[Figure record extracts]
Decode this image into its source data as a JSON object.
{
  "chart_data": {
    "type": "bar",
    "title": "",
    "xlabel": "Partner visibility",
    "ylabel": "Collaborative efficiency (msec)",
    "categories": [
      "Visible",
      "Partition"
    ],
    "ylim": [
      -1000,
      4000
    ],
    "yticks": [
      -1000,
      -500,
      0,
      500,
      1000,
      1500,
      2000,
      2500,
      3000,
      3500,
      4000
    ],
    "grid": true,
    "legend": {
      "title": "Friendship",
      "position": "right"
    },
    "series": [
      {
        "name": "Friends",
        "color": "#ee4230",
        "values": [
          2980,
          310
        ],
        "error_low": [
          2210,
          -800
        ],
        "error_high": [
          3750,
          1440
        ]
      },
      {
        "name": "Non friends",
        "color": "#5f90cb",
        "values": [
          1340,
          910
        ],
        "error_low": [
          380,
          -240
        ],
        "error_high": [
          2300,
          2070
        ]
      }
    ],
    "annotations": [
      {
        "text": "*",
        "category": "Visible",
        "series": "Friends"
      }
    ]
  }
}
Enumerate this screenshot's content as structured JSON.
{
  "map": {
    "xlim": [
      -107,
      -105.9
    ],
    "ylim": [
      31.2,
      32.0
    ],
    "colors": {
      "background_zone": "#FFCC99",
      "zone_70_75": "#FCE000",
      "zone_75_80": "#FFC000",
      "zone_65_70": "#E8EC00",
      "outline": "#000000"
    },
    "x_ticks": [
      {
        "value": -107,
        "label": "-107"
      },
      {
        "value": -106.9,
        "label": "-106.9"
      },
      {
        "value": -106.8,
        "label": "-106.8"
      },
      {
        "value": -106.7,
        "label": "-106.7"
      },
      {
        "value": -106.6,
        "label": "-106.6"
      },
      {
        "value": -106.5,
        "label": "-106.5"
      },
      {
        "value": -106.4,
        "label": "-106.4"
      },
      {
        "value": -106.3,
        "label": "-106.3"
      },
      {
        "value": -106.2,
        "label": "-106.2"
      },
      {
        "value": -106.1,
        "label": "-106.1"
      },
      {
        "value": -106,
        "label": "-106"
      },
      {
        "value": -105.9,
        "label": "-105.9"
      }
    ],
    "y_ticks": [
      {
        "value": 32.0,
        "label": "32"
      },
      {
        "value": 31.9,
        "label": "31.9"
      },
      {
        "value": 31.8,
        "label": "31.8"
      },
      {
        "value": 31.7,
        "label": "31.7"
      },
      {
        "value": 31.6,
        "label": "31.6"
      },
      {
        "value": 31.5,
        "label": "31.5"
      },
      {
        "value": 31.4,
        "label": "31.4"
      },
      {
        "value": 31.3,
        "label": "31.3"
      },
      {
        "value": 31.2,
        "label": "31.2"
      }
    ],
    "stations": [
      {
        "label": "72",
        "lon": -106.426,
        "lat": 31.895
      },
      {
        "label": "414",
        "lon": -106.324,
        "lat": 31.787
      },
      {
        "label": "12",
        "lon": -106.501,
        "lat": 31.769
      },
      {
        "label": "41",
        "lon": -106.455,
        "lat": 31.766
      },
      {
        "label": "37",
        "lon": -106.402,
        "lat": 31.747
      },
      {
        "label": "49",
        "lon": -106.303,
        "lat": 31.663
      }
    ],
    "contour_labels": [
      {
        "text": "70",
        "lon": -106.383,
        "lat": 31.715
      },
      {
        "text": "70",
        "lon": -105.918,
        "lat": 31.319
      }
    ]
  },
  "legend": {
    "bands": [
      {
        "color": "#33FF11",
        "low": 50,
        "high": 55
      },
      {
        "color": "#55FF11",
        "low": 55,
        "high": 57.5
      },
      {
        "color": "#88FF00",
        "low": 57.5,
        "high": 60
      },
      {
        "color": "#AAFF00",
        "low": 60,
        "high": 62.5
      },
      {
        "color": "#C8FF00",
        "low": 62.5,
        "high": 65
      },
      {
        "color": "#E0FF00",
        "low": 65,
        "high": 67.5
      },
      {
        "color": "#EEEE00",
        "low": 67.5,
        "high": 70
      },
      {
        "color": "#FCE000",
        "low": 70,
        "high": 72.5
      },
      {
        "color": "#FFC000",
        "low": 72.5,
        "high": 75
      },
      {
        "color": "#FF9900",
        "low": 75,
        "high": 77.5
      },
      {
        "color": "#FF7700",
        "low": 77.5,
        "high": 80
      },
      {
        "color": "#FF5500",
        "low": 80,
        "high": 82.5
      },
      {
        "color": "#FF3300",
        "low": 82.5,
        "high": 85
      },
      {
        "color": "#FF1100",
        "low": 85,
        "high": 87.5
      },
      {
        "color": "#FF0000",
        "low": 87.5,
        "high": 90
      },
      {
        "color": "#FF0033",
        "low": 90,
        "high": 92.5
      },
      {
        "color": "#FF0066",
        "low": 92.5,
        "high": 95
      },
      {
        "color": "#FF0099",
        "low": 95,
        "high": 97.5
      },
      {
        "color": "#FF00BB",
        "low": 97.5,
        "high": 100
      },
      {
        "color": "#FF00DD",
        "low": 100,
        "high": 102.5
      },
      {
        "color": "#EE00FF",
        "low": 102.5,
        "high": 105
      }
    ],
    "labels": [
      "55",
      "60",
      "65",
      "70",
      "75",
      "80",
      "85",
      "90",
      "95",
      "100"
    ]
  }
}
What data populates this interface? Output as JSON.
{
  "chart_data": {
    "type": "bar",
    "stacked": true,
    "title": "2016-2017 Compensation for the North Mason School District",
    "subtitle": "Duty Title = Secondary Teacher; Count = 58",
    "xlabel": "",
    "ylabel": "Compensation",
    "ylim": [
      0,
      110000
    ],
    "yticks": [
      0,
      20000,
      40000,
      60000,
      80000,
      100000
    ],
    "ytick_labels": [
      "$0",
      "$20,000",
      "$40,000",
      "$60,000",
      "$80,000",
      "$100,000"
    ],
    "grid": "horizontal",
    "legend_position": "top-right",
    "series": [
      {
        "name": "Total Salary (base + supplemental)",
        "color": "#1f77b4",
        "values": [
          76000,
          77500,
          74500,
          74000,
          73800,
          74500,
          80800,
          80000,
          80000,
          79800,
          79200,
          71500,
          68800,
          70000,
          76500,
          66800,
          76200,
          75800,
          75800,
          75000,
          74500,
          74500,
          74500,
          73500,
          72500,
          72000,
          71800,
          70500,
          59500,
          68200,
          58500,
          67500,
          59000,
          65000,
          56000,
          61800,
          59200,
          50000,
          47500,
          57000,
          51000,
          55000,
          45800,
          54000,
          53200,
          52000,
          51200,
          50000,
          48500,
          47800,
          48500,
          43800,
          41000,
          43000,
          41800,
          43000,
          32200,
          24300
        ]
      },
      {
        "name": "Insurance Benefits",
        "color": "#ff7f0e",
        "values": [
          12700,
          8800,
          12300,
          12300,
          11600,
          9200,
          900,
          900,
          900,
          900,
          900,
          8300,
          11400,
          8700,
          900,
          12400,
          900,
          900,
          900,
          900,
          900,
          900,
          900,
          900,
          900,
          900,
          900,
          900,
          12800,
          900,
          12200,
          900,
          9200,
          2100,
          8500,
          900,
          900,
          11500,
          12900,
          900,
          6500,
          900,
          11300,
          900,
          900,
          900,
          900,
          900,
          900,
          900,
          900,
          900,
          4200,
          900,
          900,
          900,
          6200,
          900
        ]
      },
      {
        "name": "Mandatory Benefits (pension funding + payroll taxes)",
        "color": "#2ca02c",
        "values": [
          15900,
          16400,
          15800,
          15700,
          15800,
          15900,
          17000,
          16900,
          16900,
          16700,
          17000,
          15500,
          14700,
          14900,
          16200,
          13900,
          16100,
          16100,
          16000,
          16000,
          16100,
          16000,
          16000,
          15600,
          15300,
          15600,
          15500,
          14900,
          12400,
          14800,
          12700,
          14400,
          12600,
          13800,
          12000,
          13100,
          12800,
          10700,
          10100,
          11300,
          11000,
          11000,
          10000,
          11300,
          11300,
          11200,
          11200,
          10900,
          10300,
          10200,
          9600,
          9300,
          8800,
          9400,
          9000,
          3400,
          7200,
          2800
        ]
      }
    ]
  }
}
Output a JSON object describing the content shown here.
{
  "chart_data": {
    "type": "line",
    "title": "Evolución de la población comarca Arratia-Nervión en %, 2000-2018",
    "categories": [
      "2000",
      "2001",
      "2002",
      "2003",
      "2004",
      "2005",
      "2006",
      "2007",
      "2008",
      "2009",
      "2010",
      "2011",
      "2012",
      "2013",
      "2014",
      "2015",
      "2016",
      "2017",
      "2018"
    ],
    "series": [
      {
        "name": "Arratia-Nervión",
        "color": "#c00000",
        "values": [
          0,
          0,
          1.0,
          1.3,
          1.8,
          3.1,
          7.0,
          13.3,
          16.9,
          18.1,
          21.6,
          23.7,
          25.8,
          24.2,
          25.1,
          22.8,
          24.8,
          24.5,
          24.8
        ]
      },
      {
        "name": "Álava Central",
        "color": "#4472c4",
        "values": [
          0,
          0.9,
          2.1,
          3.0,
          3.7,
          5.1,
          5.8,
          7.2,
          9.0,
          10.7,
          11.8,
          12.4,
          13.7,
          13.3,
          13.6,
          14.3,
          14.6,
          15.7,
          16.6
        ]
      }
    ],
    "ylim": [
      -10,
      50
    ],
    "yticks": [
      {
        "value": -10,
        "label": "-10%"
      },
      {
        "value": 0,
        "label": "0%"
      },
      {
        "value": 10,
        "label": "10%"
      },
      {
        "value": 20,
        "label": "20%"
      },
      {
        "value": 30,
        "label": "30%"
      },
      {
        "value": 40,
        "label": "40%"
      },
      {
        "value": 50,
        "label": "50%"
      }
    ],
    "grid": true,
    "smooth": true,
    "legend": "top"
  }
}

▸ Exercise objective:
Report all lines of the data above that include the string "content".

▸ Task result:
Enumerate this screenshot's content as structured JSON.
Output a JSON object describing the content shown here.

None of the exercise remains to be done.